**WHAT IS EXPECTED:** Show all lines from the data that include the word "name".

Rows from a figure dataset
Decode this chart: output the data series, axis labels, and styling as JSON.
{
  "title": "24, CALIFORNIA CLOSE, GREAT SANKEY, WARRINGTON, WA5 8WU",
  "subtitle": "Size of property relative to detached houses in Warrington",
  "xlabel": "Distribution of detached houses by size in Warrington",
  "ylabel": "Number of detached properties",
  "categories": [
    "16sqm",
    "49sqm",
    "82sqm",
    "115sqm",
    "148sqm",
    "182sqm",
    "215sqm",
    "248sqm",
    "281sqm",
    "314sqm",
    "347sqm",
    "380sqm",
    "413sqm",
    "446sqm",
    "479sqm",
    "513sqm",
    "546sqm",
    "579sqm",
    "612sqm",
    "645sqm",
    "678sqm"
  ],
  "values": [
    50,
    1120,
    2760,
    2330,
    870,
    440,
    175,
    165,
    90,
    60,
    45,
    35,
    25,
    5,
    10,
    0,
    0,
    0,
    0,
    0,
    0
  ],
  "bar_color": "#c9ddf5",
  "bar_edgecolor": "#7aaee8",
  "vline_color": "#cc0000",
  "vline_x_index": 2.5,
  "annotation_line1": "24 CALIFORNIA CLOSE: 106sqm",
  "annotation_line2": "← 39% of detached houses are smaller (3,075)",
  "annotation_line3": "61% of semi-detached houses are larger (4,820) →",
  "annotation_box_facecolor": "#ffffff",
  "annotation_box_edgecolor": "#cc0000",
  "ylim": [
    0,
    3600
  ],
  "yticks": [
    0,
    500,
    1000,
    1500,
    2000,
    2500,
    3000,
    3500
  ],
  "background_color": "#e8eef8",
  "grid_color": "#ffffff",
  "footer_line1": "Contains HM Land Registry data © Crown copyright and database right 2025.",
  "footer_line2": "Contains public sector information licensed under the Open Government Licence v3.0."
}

--

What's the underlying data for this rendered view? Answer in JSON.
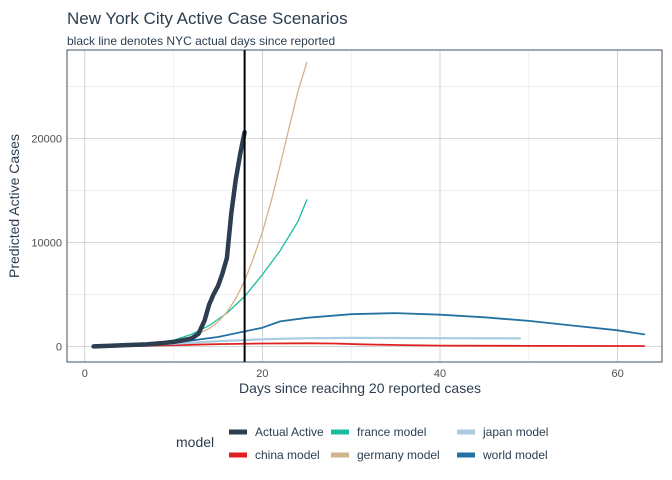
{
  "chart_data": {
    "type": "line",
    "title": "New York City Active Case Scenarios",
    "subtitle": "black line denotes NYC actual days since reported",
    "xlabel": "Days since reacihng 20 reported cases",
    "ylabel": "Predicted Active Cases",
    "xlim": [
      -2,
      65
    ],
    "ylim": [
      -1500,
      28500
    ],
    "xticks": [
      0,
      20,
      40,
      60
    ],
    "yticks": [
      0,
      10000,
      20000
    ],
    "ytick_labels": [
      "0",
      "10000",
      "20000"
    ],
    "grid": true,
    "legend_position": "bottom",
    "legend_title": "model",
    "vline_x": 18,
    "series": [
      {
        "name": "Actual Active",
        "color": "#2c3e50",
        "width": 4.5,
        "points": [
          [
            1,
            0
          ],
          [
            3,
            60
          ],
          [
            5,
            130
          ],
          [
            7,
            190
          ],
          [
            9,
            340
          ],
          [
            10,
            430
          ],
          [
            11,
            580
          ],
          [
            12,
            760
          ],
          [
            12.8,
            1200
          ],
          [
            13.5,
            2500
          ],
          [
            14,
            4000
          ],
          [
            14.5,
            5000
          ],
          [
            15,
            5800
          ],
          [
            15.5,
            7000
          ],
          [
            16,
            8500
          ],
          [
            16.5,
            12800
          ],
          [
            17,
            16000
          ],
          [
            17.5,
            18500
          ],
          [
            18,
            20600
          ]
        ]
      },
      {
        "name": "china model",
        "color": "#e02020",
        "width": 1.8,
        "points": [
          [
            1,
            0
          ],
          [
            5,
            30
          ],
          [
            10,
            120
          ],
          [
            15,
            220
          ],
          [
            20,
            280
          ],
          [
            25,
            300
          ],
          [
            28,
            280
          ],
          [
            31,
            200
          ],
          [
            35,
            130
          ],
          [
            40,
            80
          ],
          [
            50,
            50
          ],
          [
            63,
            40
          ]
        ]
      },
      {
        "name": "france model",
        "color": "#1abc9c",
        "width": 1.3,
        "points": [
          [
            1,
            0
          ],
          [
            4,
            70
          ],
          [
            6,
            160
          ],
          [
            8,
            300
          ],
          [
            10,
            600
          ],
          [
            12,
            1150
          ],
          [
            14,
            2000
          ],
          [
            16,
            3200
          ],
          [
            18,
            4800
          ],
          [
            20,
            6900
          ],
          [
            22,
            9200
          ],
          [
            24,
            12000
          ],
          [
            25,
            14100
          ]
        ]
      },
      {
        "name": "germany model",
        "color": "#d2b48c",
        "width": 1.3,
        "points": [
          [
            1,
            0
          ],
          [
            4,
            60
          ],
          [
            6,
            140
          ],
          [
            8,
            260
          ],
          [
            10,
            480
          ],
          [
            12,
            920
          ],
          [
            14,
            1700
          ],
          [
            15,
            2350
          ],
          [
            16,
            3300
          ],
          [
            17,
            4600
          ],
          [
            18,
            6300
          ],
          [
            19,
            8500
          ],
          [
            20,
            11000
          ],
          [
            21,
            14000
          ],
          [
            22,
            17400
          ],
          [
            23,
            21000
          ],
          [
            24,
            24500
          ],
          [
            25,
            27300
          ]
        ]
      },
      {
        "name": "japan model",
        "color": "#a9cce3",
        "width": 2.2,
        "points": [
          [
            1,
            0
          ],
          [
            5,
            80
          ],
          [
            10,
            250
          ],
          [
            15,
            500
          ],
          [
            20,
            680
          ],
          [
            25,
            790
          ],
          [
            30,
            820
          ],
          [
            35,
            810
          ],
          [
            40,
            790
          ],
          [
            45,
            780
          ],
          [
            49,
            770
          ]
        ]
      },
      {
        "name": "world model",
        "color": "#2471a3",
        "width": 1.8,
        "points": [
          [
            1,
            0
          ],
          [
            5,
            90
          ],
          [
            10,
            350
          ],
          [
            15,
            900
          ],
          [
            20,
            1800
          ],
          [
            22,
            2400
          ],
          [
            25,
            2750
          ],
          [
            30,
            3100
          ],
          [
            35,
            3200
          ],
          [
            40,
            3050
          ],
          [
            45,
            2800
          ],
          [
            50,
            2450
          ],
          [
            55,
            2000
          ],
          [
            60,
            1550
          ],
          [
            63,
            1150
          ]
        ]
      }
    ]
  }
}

**THE REPLY:**
        "name": "Actual Active",
        "name": "china model",
        "name": "france model",
        "name": "germany model",
        "name": "japan model",
        "name": "world model",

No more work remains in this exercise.